⟨

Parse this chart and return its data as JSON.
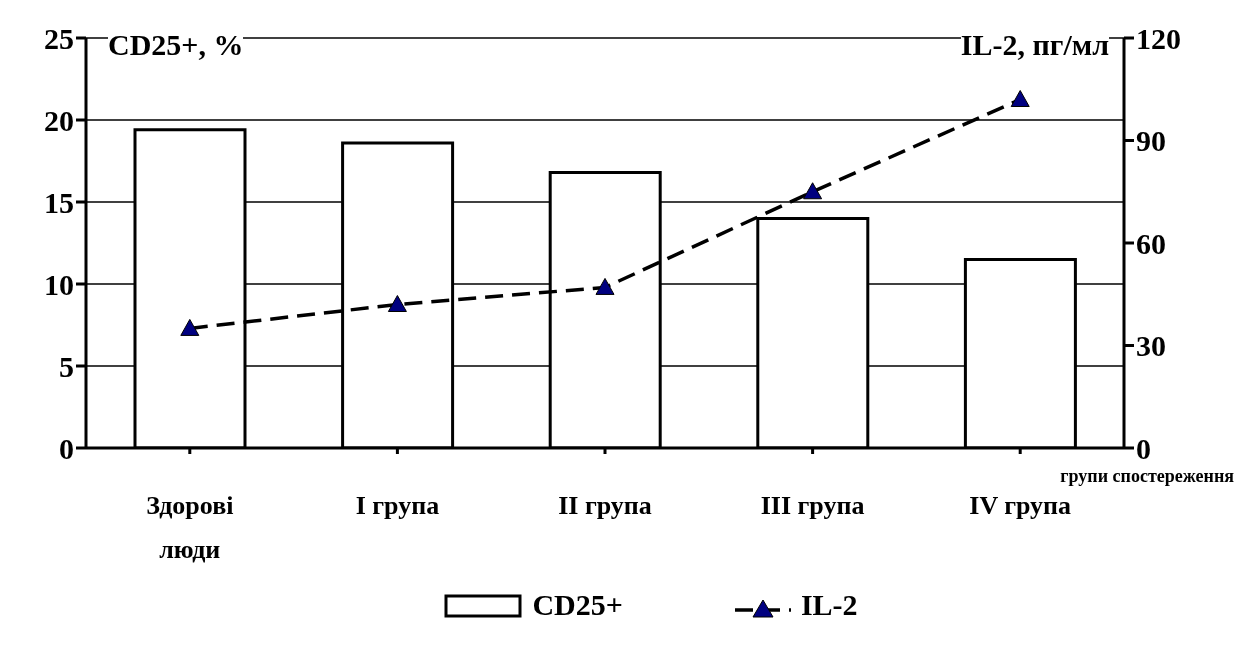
{
  "chart_data": {
    "type": "bar",
    "categories": [
      "Здорові люди",
      "I група",
      "II група",
      "III група",
      "IV група"
    ],
    "xlabel": "групи спостереження",
    "ylabel": "CD25+, %",
    "y2label": "IL-2, пг/мл",
    "series": [
      {
        "name": "CD25+",
        "color": "#ffffff",
        "values": [
          19.4,
          18.6,
          16.8,
          14.0,
          11.5
        ]
      },
      {
        "name": "IL-2",
        "type": "line",
        "axis": "y2",
        "color": "#000080",
        "marker": "triangle",
        "line_style": "dashed",
        "values": [
          35,
          42,
          47,
          75,
          102
        ]
      }
    ],
    "ylim": [
      0,
      25
    ],
    "yticks": [
      0,
      5,
      10,
      15,
      20,
      25
    ],
    "y2lim": [
      0,
      120
    ],
    "y2ticks": [
      0,
      30,
      60,
      90,
      120
    ],
    "grid": "y",
    "legend": "bottom"
  }
}
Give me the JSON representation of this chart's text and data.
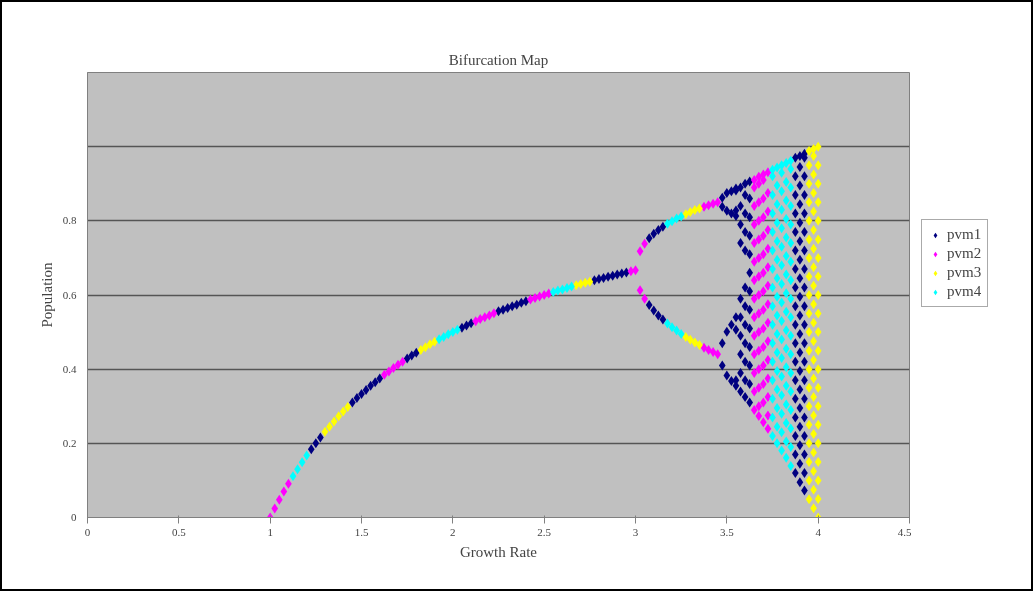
{
  "chart_data": {
    "type": "scatter",
    "title": "Bifurcation Map",
    "xlabel": "Growth Rate",
    "ylabel": "Population",
    "xlim": [
      0,
      4.5
    ],
    "xticks": [
      0,
      0.5,
      1,
      1.5,
      2,
      2.5,
      3,
      3.5,
      4,
      4.5
    ],
    "ylim": [
      0,
      1.2
    ],
    "yticks": [
      0,
      0.2,
      0.4,
      0.6,
      0.8,
      {
        "value": 1,
        "label": null
      },
      {
        "value": 1.2,
        "label": null
      }
    ],
    "grid": "y",
    "legend": "right",
    "marker": "diamond",
    "series": [
      {
        "name": "pvm1",
        "color": "#000080",
        "x": [
          1.225,
          1.25,
          1.275,
          1.45,
          1.475,
          1.5,
          1.525,
          1.55,
          1.575,
          1.6,
          1.75,
          1.775,
          1.8,
          2.05,
          2.075,
          2.1,
          2.25,
          2.275,
          2.3,
          2.325,
          2.35,
          2.375,
          2.4,
          2.775,
          2.8,
          2.825,
          2.85,
          2.875,
          2.9,
          2.925,
          2.95,
          3.075,
          3.075,
          3.1,
          3.1,
          3.125,
          3.125,
          3.15,
          3.15,
          3.475,
          3.475,
          3.475,
          3.475,
          3.5,
          3.5,
          3.5,
          3.5,
          3.525,
          3.525,
          3.525,
          3.525,
          3.55,
          3.55,
          3.55,
          3.55,
          3.55,
          3.55,
          3.55,
          3.55,
          3.575,
          3.575,
          3.575,
          3.575,
          3.575,
          3.575,
          3.575,
          3.575,
          3.575,
          3.575,
          3.6,
          3.6,
          3.6,
          3.6,
          3.6,
          3.6,
          3.6,
          3.6,
          3.6,
          3.6,
          3.6,
          3.6,
          3.625,
          3.625,
          3.625,
          3.625,
          3.625,
          3.625,
          3.625,
          3.625,
          3.625,
          3.625,
          3.625,
          3.625,
          3.625,
          3.875,
          3.875,
          3.875,
          3.875,
          3.875,
          3.875,
          3.875,
          3.875,
          3.875,
          3.875,
          3.875,
          3.875,
          3.875,
          3.875,
          3.875,
          3.875,
          3.875,
          3.875,
          3.9,
          3.9,
          3.9,
          3.9,
          3.9,
          3.9,
          3.9,
          3.9,
          3.9,
          3.9,
          3.9,
          3.9,
          3.9,
          3.9,
          3.9,
          3.9,
          3.9,
          3.9,
          3.9,
          3.925,
          3.925,
          3.925,
          3.925,
          3.925,
          3.925,
          3.925,
          3.925,
          3.925,
          3.925,
          3.925,
          3.925,
          3.925,
          3.925,
          3.925,
          3.925,
          3.925,
          3.925,
          3.925,
          3.925
        ],
        "values": [
          0.184,
          0.2,
          0.216,
          0.31,
          0.322,
          0.333,
          0.344,
          0.355,
          0.365,
          0.375,
          0.429,
          0.437,
          0.444,
          0.512,
          0.518,
          0.524,
          0.556,
          0.56,
          0.565,
          0.57,
          0.574,
          0.579,
          0.583,
          0.64,
          0.643,
          0.646,
          0.649,
          0.652,
          0.655,
          0.658,
          0.661,
          0.753,
          0.573,
          0.765,
          0.558,
          0.775,
          0.545,
          0.784,
          0.534,
          0.862,
          0.838,
          0.47,
          0.41,
          0.875,
          0.827,
          0.501,
          0.383,
          0.88,
          0.82,
          0.52,
          0.368,
          0.887,
          0.882,
          0.828,
          0.813,
          0.54,
          0.506,
          0.37,
          0.355,
          0.34,
          0.39,
          0.44,
          0.49,
          0.54,
          0.59,
          0.74,
          0.79,
          0.84,
          0.89,
          0.325,
          0.37,
          0.42,
          0.47,
          0.52,
          0.57,
          0.62,
          0.72,
          0.77,
          0.82,
          0.87,
          0.9,
          0.31,
          0.36,
          0.41,
          0.46,
          0.51,
          0.56,
          0.61,
          0.66,
          0.71,
          0.76,
          0.81,
          0.86,
          0.906,
          0.12,
          0.17,
          0.22,
          0.27,
          0.32,
          0.37,
          0.42,
          0.47,
          0.52,
          0.57,
          0.62,
          0.67,
          0.72,
          0.77,
          0.82,
          0.87,
          0.92,
          0.97,
          0.095,
          0.145,
          0.195,
          0.245,
          0.295,
          0.345,
          0.395,
          0.445,
          0.495,
          0.545,
          0.595,
          0.645,
          0.695,
          0.745,
          0.795,
          0.845,
          0.895,
          0.945,
          0.975,
          0.073,
          0.12,
          0.17,
          0.22,
          0.27,
          0.32,
          0.37,
          0.42,
          0.47,
          0.52,
          0.57,
          0.62,
          0.67,
          0.72,
          0.77,
          0.82,
          0.87,
          0.92,
          0.97,
          0.981
        ]
      },
      {
        "name": "pvm2",
        "color": "#ff00ff",
        "x": [
          1,
          1.025,
          1.05,
          1.075,
          1.1,
          1.625,
          1.65,
          1.675,
          1.7,
          1.725,
          2.125,
          2.15,
          2.175,
          2.2,
          2.225,
          2.425,
          2.45,
          2.475,
          2.5,
          2.525,
          2.975,
          3,
          3.025,
          3.025,
          3.05,
          3.05,
          3.375,
          3.375,
          3.4,
          3.4,
          3.425,
          3.425,
          3.45,
          3.45,
          3.65,
          3.65,
          3.65,
          3.65,
          3.65,
          3.65,
          3.65,
          3.65,
          3.65,
          3.65,
          3.65,
          3.65,
          3.65,
          3.65,
          3.675,
          3.675,
          3.675,
          3.675,
          3.675,
          3.675,
          3.675,
          3.675,
          3.675,
          3.675,
          3.675,
          3.675,
          3.675,
          3.675,
          3.675,
          3.7,
          3.7,
          3.7,
          3.7,
          3.7,
          3.7,
          3.7,
          3.7,
          3.7,
          3.7,
          3.7,
          3.7,
          3.7,
          3.7,
          3.7,
          3.725,
          3.725,
          3.725,
          3.725,
          3.725,
          3.725,
          3.725,
          3.725,
          3.725,
          3.725,
          3.725,
          3.725,
          3.725,
          3.725,
          3.725
        ],
        "values": [
          0,
          0.024,
          0.048,
          0.07,
          0.091,
          0.385,
          0.394,
          0.403,
          0.412,
          0.42,
          0.529,
          0.535,
          0.54,
          0.545,
          0.551,
          0.588,
          0.592,
          0.596,
          0.6,
          0.604,
          0.664,
          0.667,
          0.718,
          0.613,
          0.738,
          0.59,
          0.838,
          0.458,
          0.842,
          0.452,
          0.846,
          0.446,
          0.85,
          0.44,
          0.29,
          0.34,
          0.39,
          0.44,
          0.49,
          0.54,
          0.59,
          0.64,
          0.69,
          0.74,
          0.79,
          0.84,
          0.89,
          0.91,
          0.274,
          0.3,
          0.35,
          0.4,
          0.45,
          0.5,
          0.55,
          0.6,
          0.65,
          0.7,
          0.75,
          0.8,
          0.85,
          0.9,
          0.919,
          0.257,
          0.31,
          0.36,
          0.41,
          0.46,
          0.51,
          0.56,
          0.61,
          0.66,
          0.71,
          0.76,
          0.81,
          0.86,
          0.91,
          0.925,
          0.239,
          0.275,
          0.325,
          0.375,
          0.425,
          0.475,
          0.525,
          0.575,
          0.625,
          0.675,
          0.725,
          0.775,
          0.825,
          0.875,
          0.931
        ]
      },
      {
        "name": "pvm3",
        "color": "#ffff00",
        "x": [
          1.3,
          1.325,
          1.35,
          1.375,
          1.4,
          1.425,
          1.825,
          1.85,
          1.875,
          1.9,
          2.675,
          2.7,
          2.725,
          2.75,
          3.275,
          3.275,
          3.3,
          3.3,
          3.325,
          3.325,
          3.35,
          3.35,
          3.95,
          3.95,
          3.95,
          3.95,
          3.95,
          3.95,
          3.95,
          3.95,
          3.95,
          3.95,
          3.95,
          3.95,
          3.95,
          3.95,
          3.95,
          3.95,
          3.95,
          3.95,
          3.95,
          3.95,
          3.975,
          3.975,
          3.975,
          3.975,
          3.975,
          3.975,
          3.975,
          3.975,
          3.975,
          3.975,
          3.975,
          3.975,
          3.975,
          3.975,
          3.975,
          3.975,
          3.975,
          3.975,
          3.975,
          3.975,
          3.975,
          4,
          4,
          4,
          4,
          4,
          4,
          4,
          4,
          4,
          4,
          4,
          4,
          4,
          4,
          4,
          4,
          4,
          4,
          4,
          4,
          4
        ],
        "values": [
          0.231,
          0.245,
          0.259,
          0.273,
          0.286,
          0.298,
          0.452,
          0.459,
          0.467,
          0.474,
          0.626,
          0.63,
          0.633,
          0.636,
          0.818,
          0.487,
          0.824,
          0.479,
          0.829,
          0.472,
          0.833,
          0.465,
          0.049,
          0.1,
          0.15,
          0.2,
          0.25,
          0.3,
          0.35,
          0.4,
          0.45,
          0.5,
          0.55,
          0.6,
          0.65,
          0.7,
          0.75,
          0.8,
          0.85,
          0.9,
          0.95,
          0.988,
          0.025,
          0.075,
          0.125,
          0.175,
          0.225,
          0.275,
          0.325,
          0.375,
          0.425,
          0.475,
          0.525,
          0.575,
          0.625,
          0.675,
          0.725,
          0.775,
          0.825,
          0.875,
          0.925,
          0.975,
          0.994,
          0,
          0.05,
          0.1,
          0.15,
          0.2,
          0.25,
          0.3,
          0.35,
          0.4,
          0.45,
          0.5,
          0.55,
          0.6,
          0.65,
          0.7,
          0.75,
          0.8,
          0.85,
          0.9,
          0.95,
          1
        ]
      },
      {
        "name": "pvm4",
        "color": "#00ffff",
        "x": [
          1.125,
          1.15,
          1.175,
          1.2,
          1.925,
          1.95,
          1.975,
          2,
          2.025,
          2.55,
          2.575,
          2.6,
          2.625,
          2.65,
          3.175,
          3.175,
          3.2,
          3.2,
          3.225,
          3.225,
          3.25,
          3.25,
          3.75,
          3.75,
          3.75,
          3.75,
          3.75,
          3.75,
          3.75,
          3.75,
          3.75,
          3.75,
          3.75,
          3.75,
          3.75,
          3.75,
          3.75,
          3.75,
          3.775,
          3.775,
          3.775,
          3.775,
          3.775,
          3.775,
          3.775,
          3.775,
          3.775,
          3.775,
          3.775,
          3.775,
          3.775,
          3.775,
          3.775,
          3.775,
          3.8,
          3.8,
          3.8,
          3.8,
          3.8,
          3.8,
          3.8,
          3.8,
          3.8,
          3.8,
          3.8,
          3.8,
          3.8,
          3.8,
          3.8,
          3.8,
          3.8,
          3.825,
          3.825,
          3.825,
          3.825,
          3.825,
          3.825,
          3.825,
          3.825,
          3.825,
          3.825,
          3.825,
          3.825,
          3.825,
          3.825,
          3.825,
          3.825,
          3.825,
          3.85,
          3.85,
          3.85,
          3.85,
          3.85,
          3.85,
          3.85,
          3.85,
          3.85,
          3.85,
          3.85,
          3.85,
          3.85,
          3.85,
          3.85,
          3.85,
          3.85,
          3.85
        ],
        "values": [
          0.111,
          0.13,
          0.149,
          0.167,
          0.481,
          0.487,
          0.494,
          0.5,
          0.506,
          0.608,
          0.612,
          0.615,
          0.619,
          0.623,
          0.792,
          0.523,
          0.799,
          0.513,
          0.806,
          0.504,
          0.812,
          0.495,
          0.22,
          0.27,
          0.32,
          0.37,
          0.42,
          0.47,
          0.52,
          0.57,
          0.62,
          0.67,
          0.72,
          0.77,
          0.82,
          0.87,
          0.92,
          0.938,
          0.2,
          0.245,
          0.295,
          0.345,
          0.395,
          0.445,
          0.495,
          0.545,
          0.595,
          0.645,
          0.695,
          0.745,
          0.795,
          0.845,
          0.895,
          0.944,
          0.181,
          0.23,
          0.28,
          0.33,
          0.38,
          0.43,
          0.48,
          0.53,
          0.58,
          0.63,
          0.68,
          0.73,
          0.78,
          0.83,
          0.88,
          0.93,
          0.95,
          0.161,
          0.205,
          0.255,
          0.305,
          0.355,
          0.405,
          0.455,
          0.505,
          0.555,
          0.605,
          0.655,
          0.705,
          0.755,
          0.805,
          0.855,
          0.905,
          0.956,
          0.139,
          0.19,
          0.24,
          0.29,
          0.34,
          0.39,
          0.44,
          0.49,
          0.54,
          0.59,
          0.64,
          0.69,
          0.74,
          0.79,
          0.84,
          0.89,
          0.94,
          0.962
        ]
      }
    ]
  }
}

⟩

▶ Task:
Check every line for "JSON" and show the ones that have it.

▶ Result of this exercise:
Parse this chart and return its data as JSON.
Give me the JSON representation of this chart's text and data.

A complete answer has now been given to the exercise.